#### WORK TO COMPLETE
What follows is a set of records; repeat all of them exactly.

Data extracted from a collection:
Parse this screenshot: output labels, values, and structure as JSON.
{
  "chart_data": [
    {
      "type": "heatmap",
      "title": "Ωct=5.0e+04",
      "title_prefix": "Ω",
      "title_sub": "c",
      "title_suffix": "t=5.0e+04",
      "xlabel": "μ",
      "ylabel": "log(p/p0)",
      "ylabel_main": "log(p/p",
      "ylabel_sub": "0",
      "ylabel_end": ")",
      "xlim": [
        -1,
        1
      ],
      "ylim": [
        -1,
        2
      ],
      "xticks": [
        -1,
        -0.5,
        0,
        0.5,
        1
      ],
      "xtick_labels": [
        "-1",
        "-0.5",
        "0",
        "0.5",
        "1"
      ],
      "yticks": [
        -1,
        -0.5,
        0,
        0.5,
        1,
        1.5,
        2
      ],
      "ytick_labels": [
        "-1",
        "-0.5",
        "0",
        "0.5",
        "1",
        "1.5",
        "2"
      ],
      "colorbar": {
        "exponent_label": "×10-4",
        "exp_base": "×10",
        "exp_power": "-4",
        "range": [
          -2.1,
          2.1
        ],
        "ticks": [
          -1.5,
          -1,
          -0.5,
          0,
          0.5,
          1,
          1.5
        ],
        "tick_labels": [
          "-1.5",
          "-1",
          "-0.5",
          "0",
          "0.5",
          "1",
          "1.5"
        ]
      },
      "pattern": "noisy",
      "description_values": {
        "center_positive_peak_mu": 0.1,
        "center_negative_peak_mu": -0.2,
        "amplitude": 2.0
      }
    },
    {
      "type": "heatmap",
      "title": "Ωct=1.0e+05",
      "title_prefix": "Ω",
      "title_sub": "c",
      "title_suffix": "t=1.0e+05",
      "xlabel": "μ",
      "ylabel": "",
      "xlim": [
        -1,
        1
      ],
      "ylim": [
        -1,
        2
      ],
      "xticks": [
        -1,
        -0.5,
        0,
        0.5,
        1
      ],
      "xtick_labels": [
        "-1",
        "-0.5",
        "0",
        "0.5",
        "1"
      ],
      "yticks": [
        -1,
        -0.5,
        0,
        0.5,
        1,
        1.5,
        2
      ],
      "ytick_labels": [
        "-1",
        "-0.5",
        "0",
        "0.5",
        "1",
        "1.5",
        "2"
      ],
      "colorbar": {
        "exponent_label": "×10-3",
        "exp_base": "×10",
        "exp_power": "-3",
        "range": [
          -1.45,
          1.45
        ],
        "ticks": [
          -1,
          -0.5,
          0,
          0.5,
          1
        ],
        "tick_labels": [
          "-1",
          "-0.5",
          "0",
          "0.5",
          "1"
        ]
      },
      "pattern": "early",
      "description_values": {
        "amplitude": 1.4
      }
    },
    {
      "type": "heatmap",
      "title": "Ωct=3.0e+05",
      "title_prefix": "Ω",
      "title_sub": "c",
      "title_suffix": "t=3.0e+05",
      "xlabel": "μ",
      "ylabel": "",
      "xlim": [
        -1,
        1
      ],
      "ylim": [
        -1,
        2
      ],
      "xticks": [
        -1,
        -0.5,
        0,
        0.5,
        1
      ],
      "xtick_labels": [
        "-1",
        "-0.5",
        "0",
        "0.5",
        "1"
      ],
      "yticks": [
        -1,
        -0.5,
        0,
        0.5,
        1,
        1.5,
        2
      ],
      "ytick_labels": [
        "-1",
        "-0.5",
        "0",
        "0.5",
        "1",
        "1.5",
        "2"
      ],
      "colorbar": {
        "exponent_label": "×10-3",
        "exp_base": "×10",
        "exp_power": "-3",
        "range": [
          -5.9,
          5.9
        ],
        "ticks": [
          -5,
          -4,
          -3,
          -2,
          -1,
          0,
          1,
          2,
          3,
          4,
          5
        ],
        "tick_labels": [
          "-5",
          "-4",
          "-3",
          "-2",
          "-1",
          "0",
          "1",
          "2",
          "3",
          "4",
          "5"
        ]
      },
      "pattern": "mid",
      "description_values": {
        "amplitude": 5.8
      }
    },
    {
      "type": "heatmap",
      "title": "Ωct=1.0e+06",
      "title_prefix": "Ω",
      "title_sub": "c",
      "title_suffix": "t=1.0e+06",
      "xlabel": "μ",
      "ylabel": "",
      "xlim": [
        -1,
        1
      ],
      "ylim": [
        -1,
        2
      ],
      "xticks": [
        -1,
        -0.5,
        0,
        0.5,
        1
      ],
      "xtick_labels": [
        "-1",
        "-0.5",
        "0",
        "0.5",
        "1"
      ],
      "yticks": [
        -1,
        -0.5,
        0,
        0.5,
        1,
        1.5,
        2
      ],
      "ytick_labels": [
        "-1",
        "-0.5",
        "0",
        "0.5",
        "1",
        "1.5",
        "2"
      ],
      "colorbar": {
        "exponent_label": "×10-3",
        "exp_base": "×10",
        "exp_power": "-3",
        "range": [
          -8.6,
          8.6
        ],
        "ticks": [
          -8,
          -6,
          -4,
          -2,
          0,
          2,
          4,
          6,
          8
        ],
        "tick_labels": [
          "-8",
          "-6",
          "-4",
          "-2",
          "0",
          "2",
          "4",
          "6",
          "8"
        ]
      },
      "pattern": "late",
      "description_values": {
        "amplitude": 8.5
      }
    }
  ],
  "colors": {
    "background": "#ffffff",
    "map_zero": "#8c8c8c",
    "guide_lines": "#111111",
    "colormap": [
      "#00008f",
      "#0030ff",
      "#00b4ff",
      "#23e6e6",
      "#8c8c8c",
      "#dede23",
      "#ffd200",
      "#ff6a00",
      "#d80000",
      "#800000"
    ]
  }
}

#### EXERCISE OUTPUT
Parse this screenshot: output labels, values, and structure as JSON.
{
  "chart_data": [
    {
      "type": "heatmap",
      "title": "Ωct=5.0e+04",
      "title_prefix": "Ω",
      "title_sub": "c",
      "title_suffix": "t=5.0e+04",
      "xlabel": "μ",
      "ylabel": "log(p/p0)",
      "ylabel_main": "log(p/p",
      "ylabel_sub": "0",
      "ylabel_end": ")",
      "xlim": [
        -1,
        1
      ],
      "ylim": [
        -1,
        2
      ],
      "xticks": [
        -1,
        -0.5,
        0,
        0.5,
        1
      ],
      "xtick_labels": [
        "-1",
        "-0.5",
        "0",
        "0.5",
        "1"
      ],
      "yticks": [
        -1,
        -0.5,
        0,
        0.5,
        1,
        1.5,
        2
      ],
      "ytick_labels": [
        "-1",
        "-0.5",
        "0",
        "0.5",
        "1",
        "1.5",
        "2"
      ],
      "colorbar": {
        "exponent_label": "×10-4",
        "exp_base": "×10",
        "exp_power": "-4",
        "range": [
          -2.1,
          2.1
        ],
        "ticks": [
          -1.5,
          -1,
          -0.5,
          0,
          0.5,
          1,
          1.5
        ],
        "tick_labels": [
          "-1.5",
          "-1",
          "-0.5",
          "0",
          "0.5",
          "1",
          "1.5"
        ]
      },
      "pattern": "noisy",
      "description_values": {
        "center_positive_peak_mu": 0.1,
        "center_negative_peak_mu": -0.2,
        "amplitude": 2.0
      }
    },
    {
      "type": "heatmap",
      "title": "Ωct=1.0e+05",
      "title_prefix": "Ω",
      "title_sub": "c",
      "title_suffix": "t=1.0e+05",
      "xlabel": "μ",
      "ylabel": "",
      "xlim": [
        -1,
        1
      ],
      "ylim": [
        -1,
        2
      ],
      "xticks": [
        -1,
        -0.5,
        0,
        0.5,
        1
      ],
      "xtick_labels": [
        "-1",
        "-0.5",
        "0",
        "0.5",
        "1"
      ],
      "yticks": [
        -1,
        -0.5,
        0,
        0.5,
        1,
        1.5,
        2
      ],
      "ytick_labels": [
        "-1",
        "-0.5",
        "0",
        "0.5",
        "1",
        "1.5",
        "2"
      ],
      "colorbar": {
        "exponent_label": "×10-3",
        "exp_base": "×10",
        "exp_power": "-3",
        "range": [
          -1.45,
          1.45
        ],
        "ticks": [
          -1,
          -0.5,
          0,
          0.5,
          1
        ],
        "tick_labels": [
          "-1",
          "-0.5",
          "0",
          "0.5",
          "1"
        ]
      },
      "pattern": "early",
      "description_values": {
        "amplitude": 1.4
      }
    },
    {
      "type": "heatmap",
      "title": "Ωct=3.0e+05",
      "title_prefix": "Ω",
      "title_sub": "c",
      "title_suffix": "t=3.0e+05",
      "xlabel": "μ",
      "ylabel": "",
      "xlim": [
        -1,
        1
      ],
      "ylim": [
        -1,
        2
      ],
      "xticks": [
        -1,
        -0.5,
        0,
        0.5,
        1
      ],
      "xtick_labels": [
        "-1",
        "-0.5",
        "0",
        "0.5",
        "1"
      ],
      "yticks": [
        -1,
        -0.5,
        0,
        0.5,
        1,
        1.5,
        2
      ],
      "ytick_labels": [
        "-1",
        "-0.5",
        "0",
        "0.5",
        "1",
        "1.5",
        "2"
      ],
      "colorbar": {
        "exponent_label": "×10-3",
        "exp_base": "×10",
        "exp_power": "-3",
        "range": [
          -5.9,
          5.9
        ],
        "ticks": [
          -5,
          -4,
          -3,
          -2,
          -1,
          0,
          1,
          2,
          3,
          4,
          5
        ],
        "tick_labels": [
          "-5",
          "-4",
          "-3",
          "-2",
          "-1",
          "0",
          "1",
          "2",
          "3",
          "4",
          "5"
        ]
      },
      "pattern": "mid",
      "description_values": {
        "amplitude": 5.8
      }
    },
    {
      "type": "heatmap",
      "title": "Ωct=1.0e+06",
      "title_prefix": "Ω",
      "title_sub": "c",
      "title_suffix": "t=1.0e+06",
      "xlabel": "μ",
      "ylabel": "",
      "xlim": [
        -1,
        1
      ],
      "ylim": [
        -1,
        2
      ],
      "xticks": [
        -1,
        -0.5,
        0,
        0.5,
        1
      ],
      "xtick_labels": [
        "-1",
        "-0.5",
        "0",
        "0.5",
        "1"
      ],
      "yticks": [
        -1,
        -0.5,
        0,
        0.5,
        1,
        1.5,
        2
      ],
      "ytick_labels": [
        "-1",
        "-0.5",
        "0",
        "0.5",
        "1",
        "1.5",
        "2"
      ],
      "colorbar": {
        "exponent_label": "×10-3",
        "exp_base": "×10",
        "exp_power": "-3",
        "range": [
          -8.6,
          8.6
        ],
        "ticks": [
          -8,
          -6,
          -4,
          -2,
          0,
          2,
          4,
          6,
          8
        ],
        "tick_labels": [
          "-8",
          "-6",
          "-4",
          "-2",
          "0",
          "2",
          "4",
          "6",
          "8"
        ]
      },
      "pattern": "late",
      "description_values": {
        "amplitude": 8.5
      }
    }
  ],
  "colors": {
    "background": "#ffffff",
    "map_zero": "#8c8c8c",
    "guide_lines": "#111111",
    "colormap": [
      "#00008f",
      "#0030ff",
      "#00b4ff",
      "#23e6e6",
      "#8c8c8c",
      "#dede23",
      "#ffd200",
      "#ff6a00",
      "#d80000",
      "#800000"
    ]
  }
}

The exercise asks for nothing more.